- **Information provided**:

::::::::

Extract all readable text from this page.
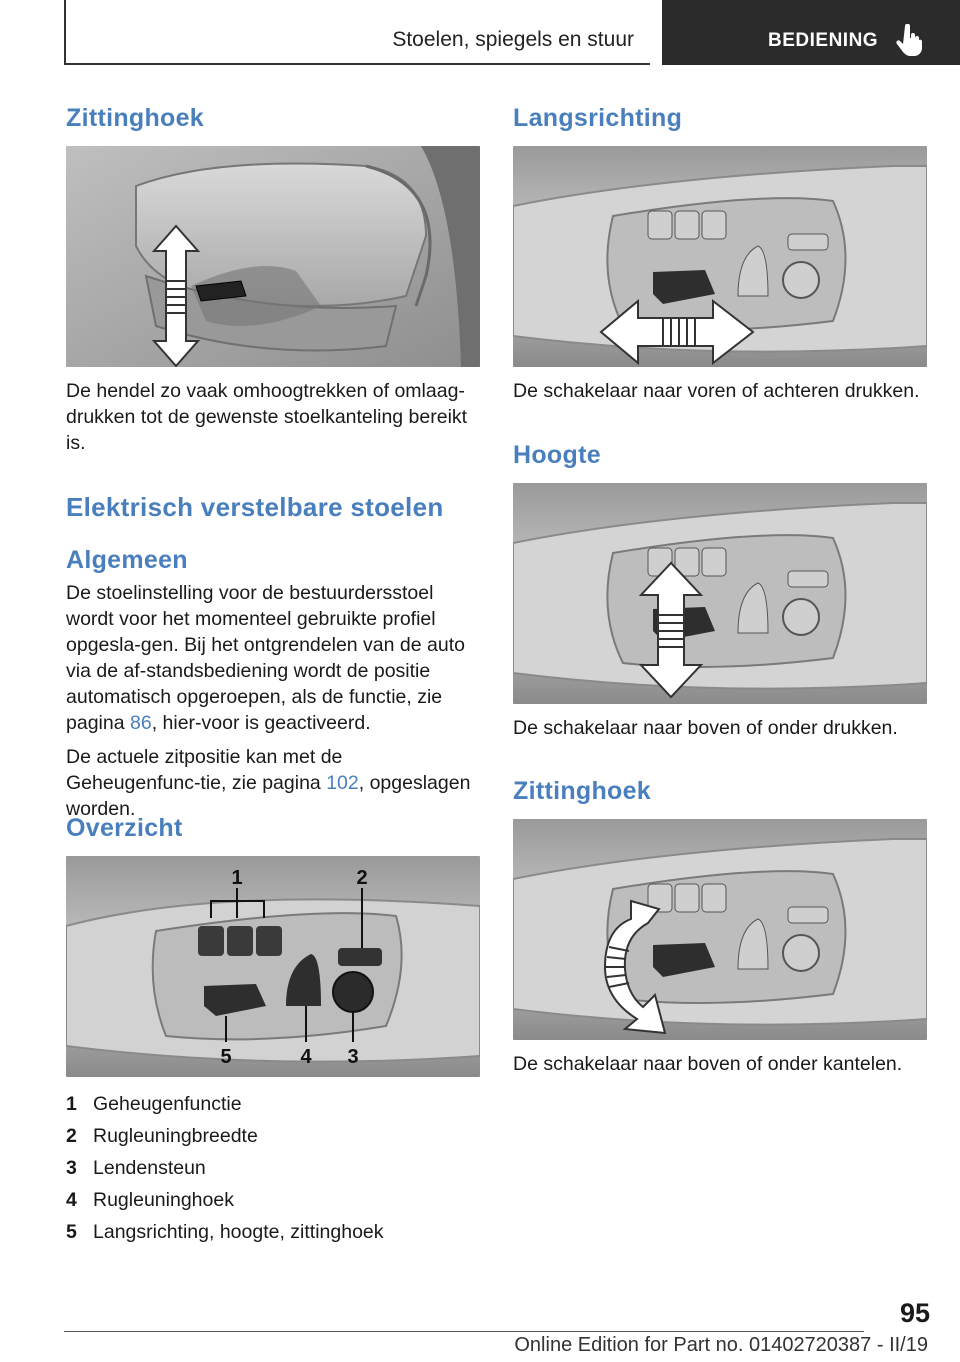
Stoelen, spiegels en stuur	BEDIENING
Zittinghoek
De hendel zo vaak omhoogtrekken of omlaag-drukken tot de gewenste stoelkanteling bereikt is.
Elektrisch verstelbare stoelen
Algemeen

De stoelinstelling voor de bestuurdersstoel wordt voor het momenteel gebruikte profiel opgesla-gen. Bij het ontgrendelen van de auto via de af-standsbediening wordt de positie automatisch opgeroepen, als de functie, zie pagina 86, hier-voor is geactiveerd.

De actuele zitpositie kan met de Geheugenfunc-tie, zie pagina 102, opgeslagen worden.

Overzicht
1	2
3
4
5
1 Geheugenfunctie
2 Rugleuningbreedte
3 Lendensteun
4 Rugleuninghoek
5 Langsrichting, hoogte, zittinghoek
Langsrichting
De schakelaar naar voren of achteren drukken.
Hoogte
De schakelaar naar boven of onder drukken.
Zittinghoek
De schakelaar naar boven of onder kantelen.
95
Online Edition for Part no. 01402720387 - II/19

::::::::

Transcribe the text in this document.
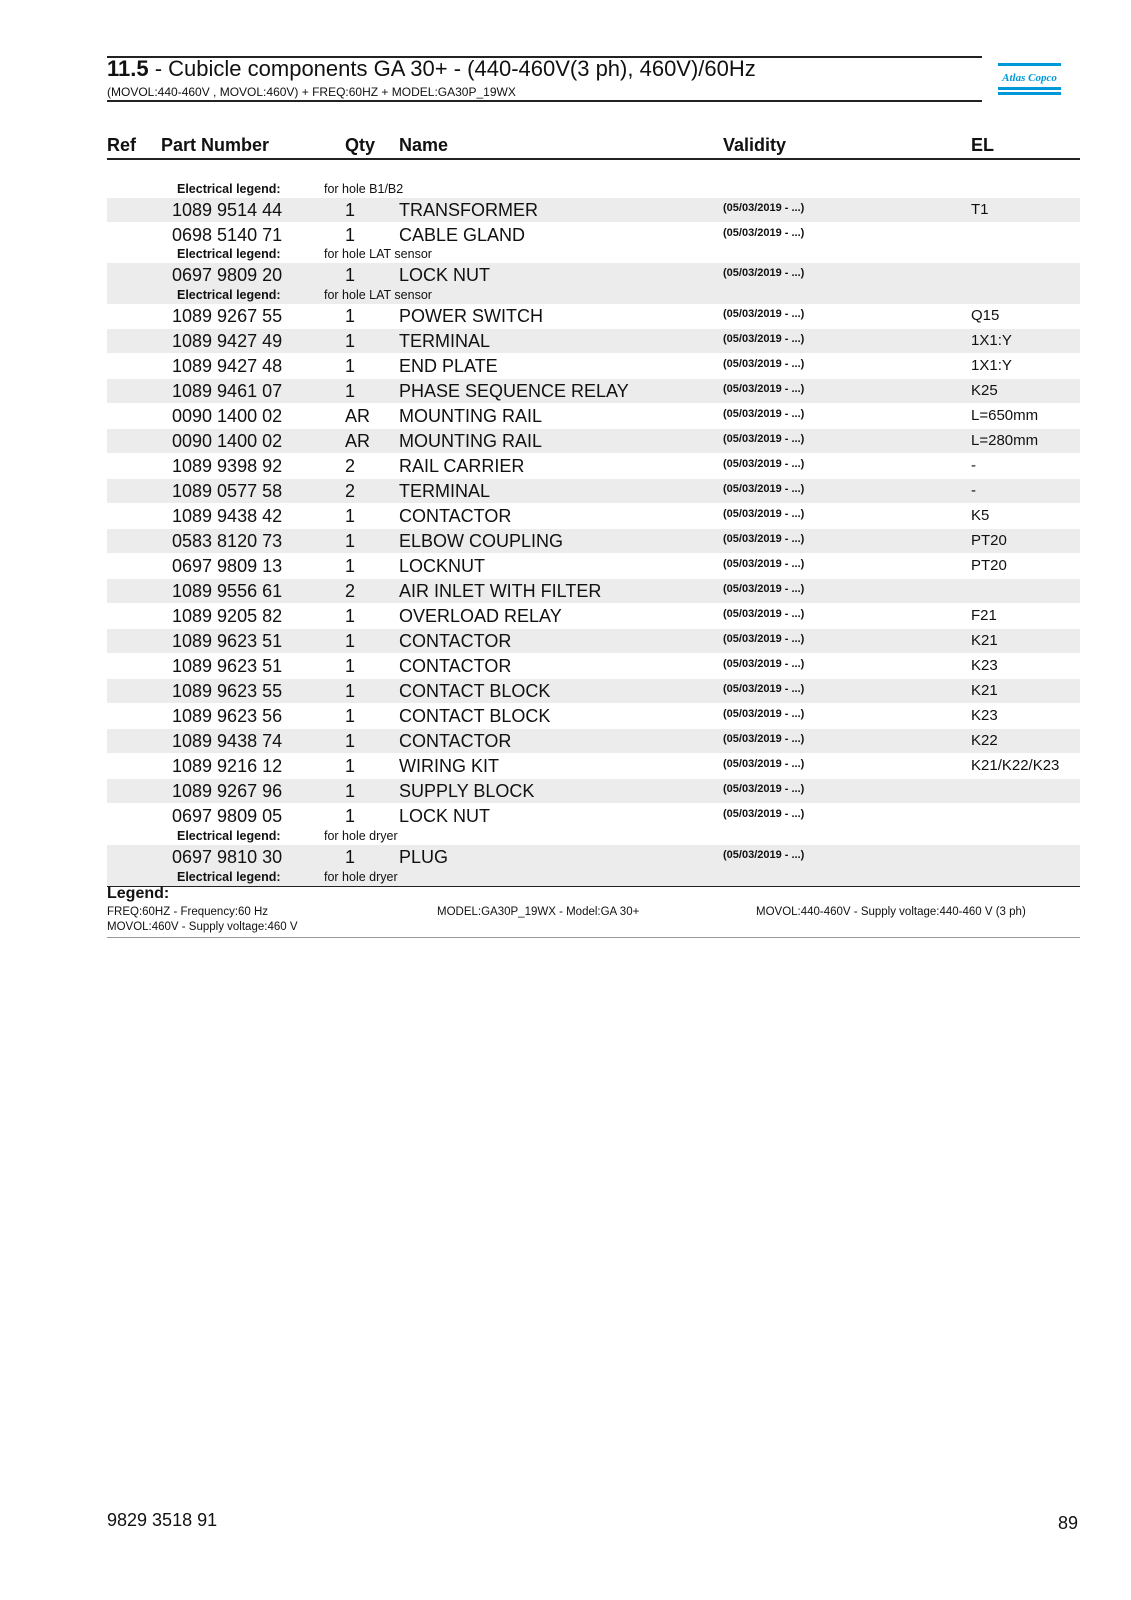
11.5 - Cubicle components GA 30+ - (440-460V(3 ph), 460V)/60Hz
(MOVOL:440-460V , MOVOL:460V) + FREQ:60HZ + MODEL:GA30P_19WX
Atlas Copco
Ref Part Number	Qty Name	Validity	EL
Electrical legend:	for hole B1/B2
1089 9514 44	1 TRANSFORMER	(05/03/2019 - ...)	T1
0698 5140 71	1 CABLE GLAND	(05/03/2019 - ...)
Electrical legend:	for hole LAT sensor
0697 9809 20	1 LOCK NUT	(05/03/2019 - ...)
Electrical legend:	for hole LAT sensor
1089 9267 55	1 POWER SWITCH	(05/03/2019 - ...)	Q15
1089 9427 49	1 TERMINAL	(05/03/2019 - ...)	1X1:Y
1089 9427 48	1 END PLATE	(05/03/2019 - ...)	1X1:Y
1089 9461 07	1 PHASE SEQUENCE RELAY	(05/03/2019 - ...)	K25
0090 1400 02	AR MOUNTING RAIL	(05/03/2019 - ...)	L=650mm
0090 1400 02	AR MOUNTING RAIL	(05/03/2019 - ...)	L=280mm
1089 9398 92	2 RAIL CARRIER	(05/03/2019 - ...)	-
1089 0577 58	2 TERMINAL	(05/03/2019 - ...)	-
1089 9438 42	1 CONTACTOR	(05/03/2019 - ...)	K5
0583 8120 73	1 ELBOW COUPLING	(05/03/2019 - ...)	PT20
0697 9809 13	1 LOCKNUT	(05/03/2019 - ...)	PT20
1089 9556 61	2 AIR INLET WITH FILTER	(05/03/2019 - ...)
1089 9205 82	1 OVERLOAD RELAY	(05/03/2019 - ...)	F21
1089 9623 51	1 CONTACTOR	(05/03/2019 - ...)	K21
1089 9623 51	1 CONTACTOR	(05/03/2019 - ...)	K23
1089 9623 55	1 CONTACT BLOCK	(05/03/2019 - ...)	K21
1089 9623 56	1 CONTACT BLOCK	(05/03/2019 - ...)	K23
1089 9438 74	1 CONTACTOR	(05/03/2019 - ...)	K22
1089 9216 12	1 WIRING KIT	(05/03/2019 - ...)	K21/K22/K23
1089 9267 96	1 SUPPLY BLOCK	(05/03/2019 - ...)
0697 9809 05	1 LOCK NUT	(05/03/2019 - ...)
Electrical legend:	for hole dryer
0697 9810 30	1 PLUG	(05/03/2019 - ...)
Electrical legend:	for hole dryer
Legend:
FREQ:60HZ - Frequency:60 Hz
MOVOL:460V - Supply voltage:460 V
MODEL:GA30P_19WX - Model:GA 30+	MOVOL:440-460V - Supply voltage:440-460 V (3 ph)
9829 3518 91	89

::::::::

Check every line of the data above for the string "voltage", and copy those that have it.

MOVOL:460V - Supply voltage:460 V
MODEL:GA30P_19WX - Model:GA 30+	MOVOL:440-460V - Supply voltage:440-460 V (3 ph)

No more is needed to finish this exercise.